Requirements: Pictures do not belong in the copy. Write out exactly the lines from the one containing "Output a JSON" through the end of the data.

■ ■ ■

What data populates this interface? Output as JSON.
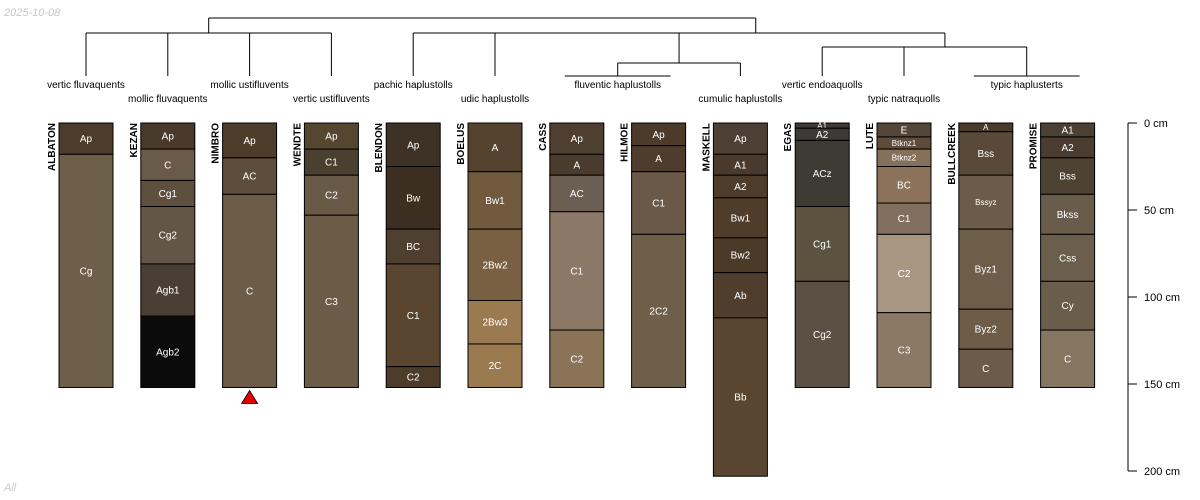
{
  "meta": {
    "date_stamp": "2025-10-08",
    "footer_label": "All"
  },
  "depth_axis": {
    "max_cm": 200,
    "ticks": [
      {
        "value": 0,
        "label": "0 cm"
      },
      {
        "value": 50,
        "label": "50 cm"
      },
      {
        "value": 100,
        "label": "100 cm"
      },
      {
        "value": 150,
        "label": "150 cm"
      },
      {
        "value": 200,
        "label": "200 cm"
      }
    ]
  },
  "taxa": [
    {
      "id": "vertic_fluvaquents",
      "label": "vertic fluvaquents",
      "profiles": [
        0
      ]
    },
    {
      "id": "mollic_fluvaquents",
      "label": "mollic fluvaquents",
      "profiles": [
        1
      ]
    },
    {
      "id": "mollic_ustifluvents",
      "label": "mollic ustifluvents",
      "profiles": [
        2
      ]
    },
    {
      "id": "vertic_ustifluvents",
      "label": "vertic ustifluvents",
      "profiles": [
        3
      ]
    },
    {
      "id": "pachic_haplustolls",
      "label": "pachic haplustolls",
      "profiles": [
        4
      ]
    },
    {
      "id": "udic_haplustolls",
      "label": "udic haplustolls",
      "profiles": [
        5
      ]
    },
    {
      "id": "fluventic_haplustolls",
      "label": "fluventic haplustolls",
      "profiles": [
        6,
        7
      ]
    },
    {
      "id": "cumulic_haplustolls",
      "label": "cumulic haplustolls",
      "profiles": [
        8
      ]
    },
    {
      "id": "vertic_endoaquolls",
      "label": "vertic endoaquolls",
      "profiles": [
        9
      ]
    },
    {
      "id": "typic_natraquolls",
      "label": "typic natraquolls",
      "profiles": [
        10
      ]
    },
    {
      "id": "typic_haplusterts",
      "label": "typic haplusterts",
      "profiles": [
        11,
        12
      ]
    }
  ],
  "dendrogram": {
    "merges": [
      {
        "children": [
          "vertic_fluvaquents",
          "mollic_fluvaquents"
        ]
      },
      {
        "children": [
          "mollic_ustifluvents",
          "vertic_ustifluvents"
        ]
      },
      {
        "children": [
          "pachic_haplustolls",
          "udic_haplustolls"
        ]
      },
      {
        "children": [
          "fluventic_haplustolls",
          "cumulic_haplustolls"
        ]
      },
      {
        "children": [
          "vertic_endoaquolls",
          "typic_natraquolls"
        ]
      },
      {
        "children": [
          "m1",
          "m2"
        ]
      },
      {
        "children": [
          "m3",
          "m4"
        ]
      },
      {
        "children": [
          "m5",
          "typic_haplusterts"
        ]
      },
      {
        "children": [
          "m7",
          "m8"
        ]
      },
      {
        "children": [
          "m6",
          "m9"
        ]
      }
    ]
  },
  "profiles": [
    {
      "name": "ALBATON",
      "horizons": [
        {
          "name": "Ap",
          "top": 0,
          "bottom": 18,
          "color": "#4d3c2c"
        },
        {
          "name": "Cg",
          "top": 18,
          "bottom": 152,
          "color": "#6e5f4a"
        }
      ]
    },
    {
      "name": "KEZAN",
      "horizons": [
        {
          "name": "Ap",
          "top": 0,
          "bottom": 15,
          "color": "#4a3a2c"
        },
        {
          "name": "C",
          "top": 15,
          "bottom": 33,
          "color": "#6a5a4a"
        },
        {
          "name": "Cg1",
          "top": 33,
          "bottom": 48,
          "color": "#5e4f3e"
        },
        {
          "name": "Cg2",
          "top": 48,
          "bottom": 81,
          "color": "#645646"
        },
        {
          "name": "Agb1",
          "top": 81,
          "bottom": 111,
          "color": "#4a3f35"
        },
        {
          "name": "Agb2",
          "top": 111,
          "bottom": 152,
          "color": "#0b0b0b"
        }
      ]
    },
    {
      "name": "NIMBRO",
      "horizons": [
        {
          "name": "Ap",
          "top": 0,
          "bottom": 20,
          "color": "#4f3d2c"
        },
        {
          "name": "AC",
          "top": 20,
          "bottom": 41,
          "color": "#5e4d3c"
        },
        {
          "name": "C",
          "top": 41,
          "bottom": 152,
          "color": "#6c5c48"
        }
      ],
      "marker": "triangle"
    },
    {
      "name": "WENDTE",
      "horizons": [
        {
          "name": "Ap",
          "top": 0,
          "bottom": 15,
          "color": "#54462f"
        },
        {
          "name": "C1",
          "top": 15,
          "bottom": 30,
          "color": "#4b3f30"
        },
        {
          "name": "C2",
          "top": 30,
          "bottom": 53,
          "color": "#685a47"
        },
        {
          "name": "C3",
          "top": 53,
          "bottom": 152,
          "color": "#6b5c48"
        }
      ]
    },
    {
      "name": "BLENDON",
      "horizons": [
        {
          "name": "Ap",
          "top": 0,
          "bottom": 25,
          "color": "#3e3227"
        },
        {
          "name": "Bw",
          "top": 25,
          "bottom": 61,
          "color": "#3c2e21"
        },
        {
          "name": "BC",
          "top": 61,
          "bottom": 81,
          "color": "#4e3f30"
        },
        {
          "name": "C1",
          "top": 81,
          "bottom": 140,
          "color": "#5a4630"
        },
        {
          "name": "C2",
          "top": 140,
          "bottom": 152,
          "color": "#4e3c2a"
        }
      ]
    },
    {
      "name": "BOELUS",
      "horizons": [
        {
          "name": "A",
          "top": 0,
          "bottom": 28,
          "color": "#55432f"
        },
        {
          "name": "Bw1",
          "top": 28,
          "bottom": 61,
          "color": "#715a3e"
        },
        {
          "name": "2Bw2",
          "top": 61,
          "bottom": 102,
          "color": "#7a6042"
        },
        {
          "name": "2Bw3",
          "top": 102,
          "bottom": 127,
          "color": "#9b7a52"
        },
        {
          "name": "2C",
          "top": 127,
          "bottom": 152,
          "color": "#9c7a50"
        }
      ]
    },
    {
      "name": "CASS",
      "horizons": [
        {
          "name": "Ap",
          "top": 0,
          "bottom": 18,
          "color": "#4e3f30"
        },
        {
          "name": "A",
          "top": 18,
          "bottom": 30,
          "color": "#4a3b2c"
        },
        {
          "name": "AC",
          "top": 30,
          "bottom": 51,
          "color": "#6a5f52"
        },
        {
          "name": "C1",
          "top": 51,
          "bottom": 119,
          "color": "#8b7866"
        },
        {
          "name": "C2",
          "top": 119,
          "bottom": 152,
          "color": "#8a7357"
        }
      ]
    },
    {
      "name": "HILMOE",
      "horizons": [
        {
          "name": "Ap",
          "top": 0,
          "bottom": 13,
          "color": "#4c3b2b"
        },
        {
          "name": "A",
          "top": 13,
          "bottom": 28,
          "color": "#4e3c2c"
        },
        {
          "name": "C1",
          "top": 28,
          "bottom": 64,
          "color": "#6a5849"
        },
        {
          "name": "2C2",
          "top": 64,
          "bottom": 152,
          "color": "#6e5f4a"
        }
      ]
    },
    {
      "name": "MASKELL",
      "horizons": [
        {
          "name": "Ap",
          "top": 0,
          "bottom": 18,
          "color": "#4e4035"
        },
        {
          "name": "A1",
          "top": 18,
          "bottom": 30,
          "color": "#4a3a2d"
        },
        {
          "name": "A2",
          "top": 30,
          "bottom": 43,
          "color": "#4d3c2c"
        },
        {
          "name": "Bw1",
          "top": 43,
          "bottom": 66,
          "color": "#4f3c2a"
        },
        {
          "name": "Bw2",
          "top": 66,
          "bottom": 86,
          "color": "#4c3a29"
        },
        {
          "name": "Ab",
          "top": 86,
          "bottom": 112,
          "color": "#4f3d2e"
        },
        {
          "name": "Bb",
          "top": 112,
          "bottom": 203,
          "color": "#5a4530"
        }
      ]
    },
    {
      "name": "EGAS",
      "horizons": [
        {
          "name": "A1",
          "top": 0,
          "bottom": 3,
          "color": "#3e3a35"
        },
        {
          "name": "A2",
          "top": 3,
          "bottom": 10,
          "color": "#3b3a36"
        },
        {
          "name": "ACz",
          "top": 10,
          "bottom": 48,
          "color": "#3e3b32"
        },
        {
          "name": "Cg1",
          "top": 48,
          "bottom": 91,
          "color": "#5b5340"
        },
        {
          "name": "Cg2",
          "top": 91,
          "bottom": 152,
          "color": "#5a5144"
        }
      ]
    },
    {
      "name": "LUTE",
      "horizons": [
        {
          "name": "E",
          "top": 0,
          "bottom": 8,
          "color": "#544638"
        },
        {
          "name": "Btknz1",
          "top": 8,
          "bottom": 15,
          "color": "#5e4b39"
        },
        {
          "name": "Btknz2",
          "top": 15,
          "bottom": 25,
          "color": "#85705a"
        },
        {
          "name": "BC",
          "top": 25,
          "bottom": 46,
          "color": "#8c7258"
        },
        {
          "name": "C1",
          "top": 46,
          "bottom": 64,
          "color": "#836f60"
        },
        {
          "name": "C2",
          "top": 64,
          "bottom": 109,
          "color": "#a89683"
        },
        {
          "name": "C3",
          "top": 109,
          "bottom": 152,
          "color": "#8b7865"
        }
      ]
    },
    {
      "name": "BULLCREEK",
      "horizons": [
        {
          "name": "A",
          "top": 0,
          "bottom": 5,
          "color": "#4a3b2c"
        },
        {
          "name": "Bss",
          "top": 5,
          "bottom": 30,
          "color": "#5a4838"
        },
        {
          "name": "Bssyz",
          "top": 30,
          "bottom": 61,
          "color": "#6b5b48"
        },
        {
          "name": "Byz1",
          "top": 61,
          "bottom": 107,
          "color": "#6e5d49"
        },
        {
          "name": "Byz2",
          "top": 107,
          "bottom": 130,
          "color": "#6e5c48"
        },
        {
          "name": "C",
          "top": 130,
          "bottom": 152,
          "color": "#6c5b48"
        }
      ]
    },
    {
      "name": "PROMISE",
      "horizons": [
        {
          "name": "A1",
          "top": 0,
          "bottom": 8,
          "color": "#4c3f33"
        },
        {
          "name": "A2",
          "top": 8,
          "bottom": 20,
          "color": "#4a3c30"
        },
        {
          "name": "Bss",
          "top": 20,
          "bottom": 41,
          "color": "#4e4233"
        },
        {
          "name": "Bkss",
          "top": 41,
          "bottom": 64,
          "color": "#6a5c4b"
        },
        {
          "name": "Css",
          "top": 64,
          "bottom": 91,
          "color": "#6c5e4c"
        },
        {
          "name": "Cy",
          "top": 91,
          "bottom": 119,
          "color": "#6b5d4b"
        },
        {
          "name": "C",
          "top": 119,
          "bottom": 152,
          "color": "#857662"
        }
      ]
    }
  ]
}
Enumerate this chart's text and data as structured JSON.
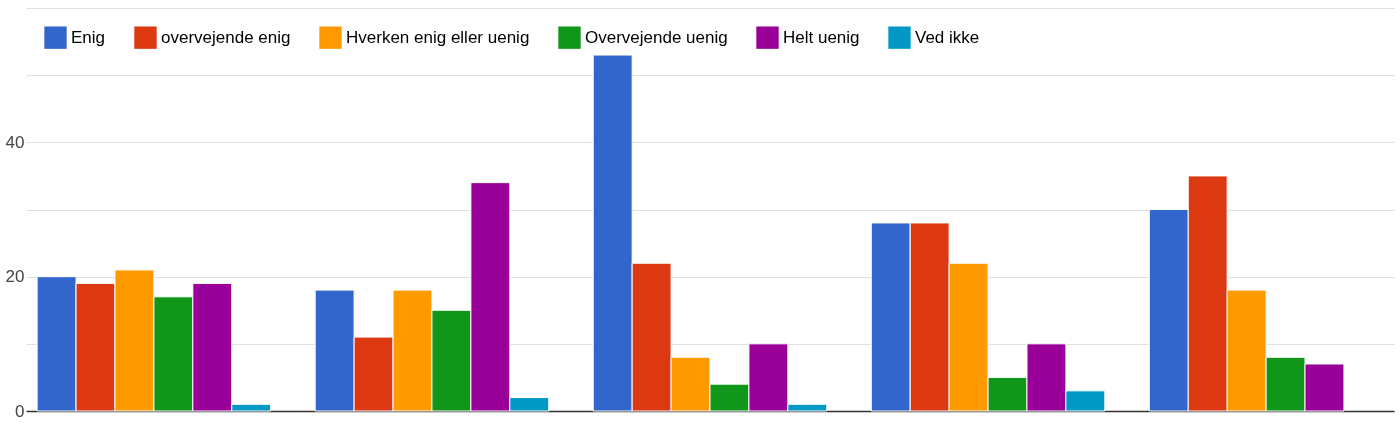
{
  "chart_data": {
    "type": "bar",
    "categories": [
      null,
      null,
      null,
      null,
      null
    ],
    "series": [
      {
        "name": "Enig",
        "color": "#3366cc",
        "values": [
          20,
          18,
          53,
          28,
          30
        ]
      },
      {
        "name": "overvejende enig",
        "color": "#dc3912",
        "values": [
          19,
          11,
          22,
          28,
          35
        ]
      },
      {
        "name": "Hverken enig eller uenig",
        "color": "#ff9900",
        "values": [
          21,
          18,
          8,
          22,
          18
        ]
      },
      {
        "name": "Overvejende uenig",
        "color": "#109618",
        "values": [
          17,
          15,
          4,
          5,
          8
        ]
      },
      {
        "name": "Helt uenig",
        "color": "#990099",
        "values": [
          19,
          34,
          10,
          10,
          7
        ]
      },
      {
        "name": "Ved ikke",
        "color": "#0099c6",
        "values": [
          1,
          2,
          1,
          3,
          null
        ]
      }
    ],
    "ylim": [
      0,
      60
    ],
    "yticks": [
      0,
      {
        "value": 10,
        "label": null
      },
      20,
      {
        "value": 30,
        "label": null
      },
      40,
      {
        "value": 50,
        "label": null
      },
      {
        "value": 60,
        "label": null
      }
    ],
    "grid": "y",
    "legend": "top left",
    "tick_labels": "y"
  }
}
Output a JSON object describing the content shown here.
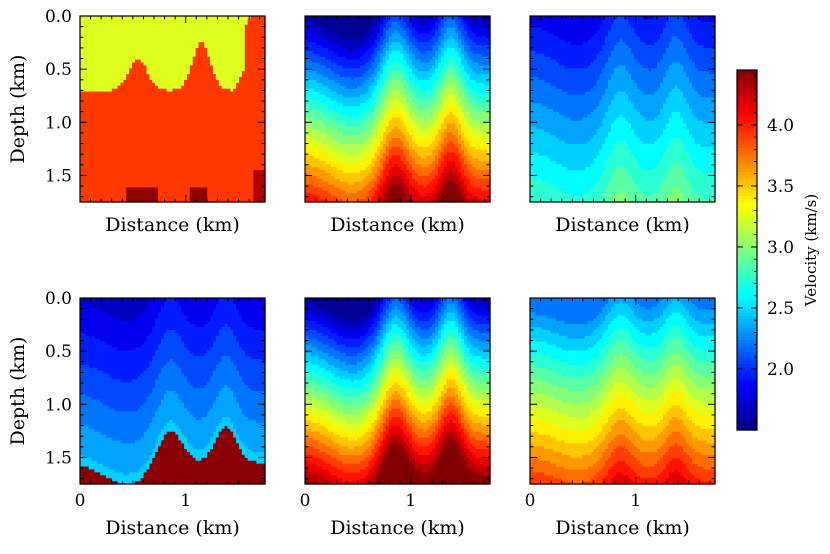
{
  "chart_data": {
    "type": "heatmap",
    "description_units": "velocity model panels, 2 rows x 3 columns",
    "x_range_km": [
      0,
      1.75
    ],
    "y_range_km": [
      0,
      1.75
    ],
    "y_inverted": true,
    "xlabel": "Distance (km)",
    "ylabel": "Depth (km)",
    "x_ticks": [
      0,
      1
    ],
    "x_tick_labels": [
      "0",
      "1"
    ],
    "y_ticks": [
      0.0,
      0.5,
      1.0,
      1.5
    ],
    "y_tick_labels": [
      "0.0",
      "0.5",
      "1.0",
      "1.5"
    ],
    "colorbar": {
      "label": "Velocity (km/s)",
      "vmin": 1.5,
      "vmax": 4.45,
      "ticks": [
        2.0,
        2.5,
        3.0,
        3.5,
        4.0
      ],
      "tick_labels": [
        "2.0",
        "2.5",
        "3.0",
        "3.5",
        "4.0"
      ],
      "colormap": "jet"
    },
    "panels": [
      {
        "id": "top-left",
        "row": 0,
        "col": 0,
        "top_velocity": 3.25,
        "gradient": 0.0,
        "relief": 0.78,
        "base_velocity": 3.92,
        "high_patch": 4.4
      },
      {
        "id": "top-middle",
        "row": 0,
        "col": 1,
        "top_velocity": 1.6,
        "gradient": 1.45,
        "relief": 0.85
      },
      {
        "id": "top-right",
        "row": 0,
        "col": 2,
        "top_velocity": 1.85,
        "gradient": 0.55,
        "relief": 0.82
      },
      {
        "id": "bottom-left",
        "row": 1,
        "col": 0,
        "top_velocity": 1.75,
        "gradient": 0.45,
        "relief": 0.8,
        "high_patch": 4.4
      },
      {
        "id": "bottom-middle",
        "row": 1,
        "col": 1,
        "top_velocity": 1.6,
        "gradient": 1.65,
        "relief": 0.85
      },
      {
        "id": "bottom-right",
        "row": 1,
        "col": 2,
        "top_velocity": 2.15,
        "gradient": 1.05,
        "relief": 0.55
      }
    ]
  }
}
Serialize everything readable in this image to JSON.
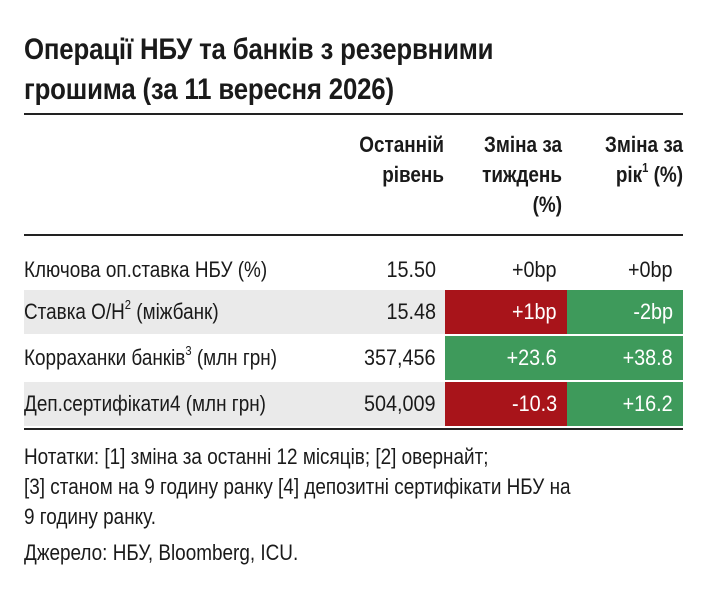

■ ■ ■

Solution:
Output a JSON object describing the content shown here.
{
  "chart_data": {
    "type": "heatmap",
    "description_units": "velocity model panels, 2 rows x 3 columns",
    "x_range_km": [
      0,
      1.75
    ],
    "y_range_km": [
      0,
      1.75
    ],
    "y_inverted": true,
    "xlabel": "Distance (km)",
    "ylabel": "Depth (km)",
    "x_ticks": [
      0,
      1
    ],
    "x_tick_labels": [
      "0",
      "1"
    ],
    "y_ticks": [
      0.0,
      0.5,
      1.0,
      1.5
    ],
    "y_tick_labels": [
      "0.0",
      "0.5",
      "1.0",
      "1.5"
    ],
    "colorbar": {
      "label": "Velocity (km/s)",
      "vmin": 1.5,
      "vmax": 4.45,
      "ticks": [
        2.0,
        2.5,
        3.0,
        3.5,
        4.0
      ],
      "tick_labels": [
        "2.0",
        "2.5",
        "3.0",
        "3.5",
        "4.0"
      ],
      "colormap": "jet"
    },
    "panels": [
      {
        "id": "top-left",
        "row": 0,
        "col": 0,
        "top_velocity": 3.25,
        "gradient": 0.0,
        "relief": 0.78,
        "base_velocity": 3.92,
        "high_patch": 4.4
      },
      {
        "id": "top-middle",
        "row": 0,
        "col": 1,
        "top_velocity": 1.6,
        "gradient": 1.45,
        "relief": 0.85
      },
      {
        "id": "top-right",
        "row": 0,
        "col": 2,
        "top_velocity": 1.85,
        "gradient": 0.55,
        "relief": 0.82
      },
      {
        "id": "bottom-left",
        "row": 1,
        "col": 0,
        "top_velocity": 1.75,
        "gradient": 0.45,
        "relief": 0.8,
        "high_patch": 4.4
      },
      {
        "id": "bottom-middle",
        "row": 1,
        "col": 1,
        "top_velocity": 1.6,
        "gradient": 1.65,
        "relief": 0.85
      },
      {
        "id": "bottom-right",
        "row": 1,
        "col": 2,
        "top_velocity": 2.15,
        "gradient": 1.05,
        "relief": 0.55
      }
    ]
  }
}
Serialize everything readable in this image to JSON.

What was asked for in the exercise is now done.